Problem to work on
Repeat, exactly and in full, the lines of the listing below, but without any pictures.

Entries provided
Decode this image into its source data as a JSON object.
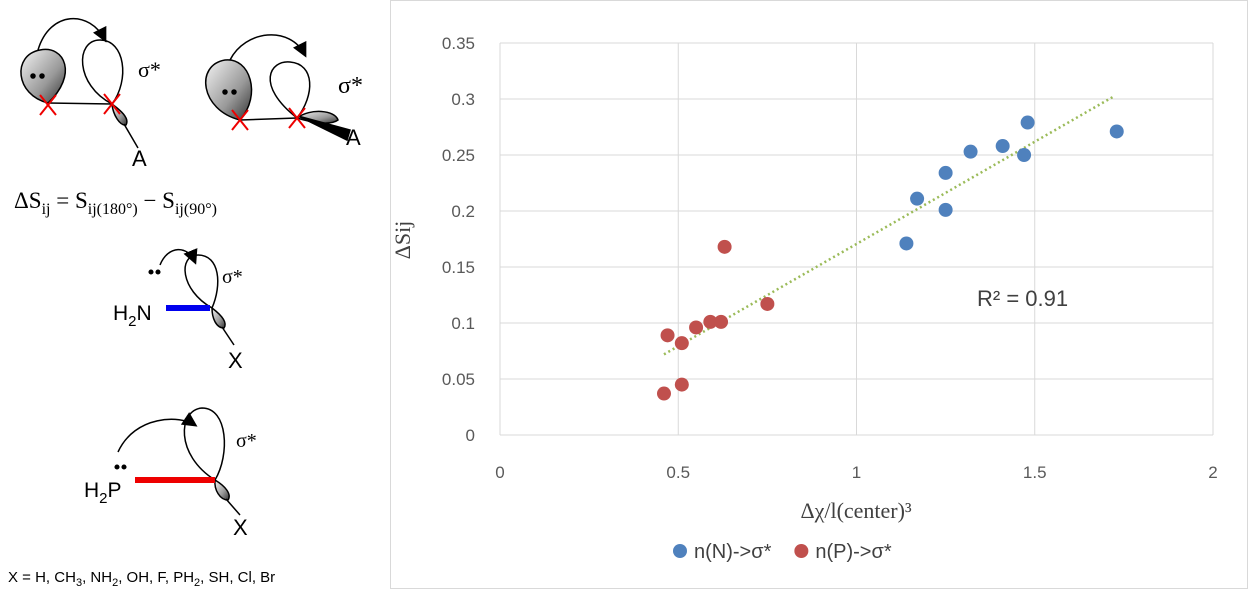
{
  "diagram": {
    "sigma": [
      "σ*",
      "σ*",
      "σ*",
      "σ*"
    ],
    "a": [
      "A",
      "A"
    ],
    "formula": [
      "ΔS",
      "ij",
      " = S",
      "ij(180°)",
      " − S",
      "ij(90°)"
    ],
    "h2n": [
      "H",
      "2",
      "N"
    ],
    "h2p": [
      "H",
      "2",
      "P"
    ],
    "x_sub": [
      "X",
      "X"
    ],
    "footnote": [
      "X = H, CH",
      "3",
      ", NH",
      "2",
      ", OH, F, PH",
      "2",
      ", SH, Cl, Br"
    ]
  },
  "chart_data": {
    "type": "scatter",
    "x_label": "Δχ/l(center)³",
    "y_label": "ΔSij",
    "annotation": "R² = 0.91",
    "xlim": [
      0,
      2
    ],
    "xticks": [
      0,
      0.5,
      1,
      1.5,
      2
    ],
    "ylim": [
      0,
      0.35
    ],
    "yticks": [
      0,
      0.05,
      0.1,
      0.15,
      0.2,
      0.25,
      0.3,
      0.35
    ],
    "grid": true,
    "legend": "bottom",
    "series": [
      {
        "name": "n(N)->σ*",
        "color": "#4f81bd",
        "x": [
          1.14,
          1.17,
          1.25,
          1.25,
          1.32,
          1.41,
          1.47,
          1.48,
          1.73
        ],
        "values": [
          0.171,
          0.211,
          0.234,
          0.201,
          0.253,
          0.258,
          0.25,
          0.279,
          0.271
        ]
      },
      {
        "name": "n(P)->σ*",
        "color": "#c0504d",
        "x": [
          0.46,
          0.47,
          0.51,
          0.51,
          0.55,
          0.59,
          0.62,
          0.63,
          0.75
        ],
        "values": [
          0.037,
          0.089,
          0.082,
          0.045,
          0.096,
          0.101,
          0.101,
          0.168,
          0.117
        ]
      }
    ],
    "trendline": {
      "color": "#9bbb59",
      "x": [
        0.46,
        1.72
      ],
      "values": [
        0.072,
        0.302
      ]
    }
  }
}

Written solution
Decode this image into its source data as a JSON object.
{
  "diagram": {
    "sigma": [
      "σ*",
      "σ*",
      "σ*",
      "σ*"
    ],
    "a": [
      "A",
      "A"
    ],
    "formula": [
      "ΔS",
      "ij",
      " = S",
      "ij(180°)",
      " − S",
      "ij(90°)"
    ],
    "h2n": [
      "H",
      "2",
      "N"
    ],
    "h2p": [
      "H",
      "2",
      "P"
    ],
    "x_sub": [
      "X",
      "X"
    ],
    "footnote": [
      "X = H, CH",
      "3",
      ", NH",
      "2",
      ", OH, F, PH",
      "2",
      ", SH, Cl, Br"
    ]
  },
  "chart_data": {
    "type": "scatter",
    "x_label": "Δχ/l(center)³",
    "y_label": "ΔSij",
    "annotation": "R² = 0.91",
    "xlim": [
      0,
      2
    ],
    "xticks": [
      0,
      0.5,
      1,
      1.5,
      2
    ],
    "ylim": [
      0,
      0.35
    ],
    "yticks": [
      0,
      0.05,
      0.1,
      0.15,
      0.2,
      0.25,
      0.3,
      0.35
    ],
    "grid": true,
    "legend": "bottom",
    "series": [
      {
        "name": "n(N)->σ*",
        "color": "#4f81bd",
        "x": [
          1.14,
          1.17,
          1.25,
          1.25,
          1.32,
          1.41,
          1.47,
          1.48,
          1.73
        ],
        "values": [
          0.171,
          0.211,
          0.234,
          0.201,
          0.253,
          0.258,
          0.25,
          0.279,
          0.271
        ]
      },
      {
        "name": "n(P)->σ*",
        "color": "#c0504d",
        "x": [
          0.46,
          0.47,
          0.51,
          0.51,
          0.55,
          0.59,
          0.62,
          0.63,
          0.75
        ],
        "values": [
          0.037,
          0.089,
          0.082,
          0.045,
          0.096,
          0.101,
          0.101,
          0.168,
          0.117
        ]
      }
    ],
    "trendline": {
      "color": "#9bbb59",
      "x": [
        0.46,
        1.72
      ],
      "values": [
        0.072,
        0.302
      ]
    }
  }
}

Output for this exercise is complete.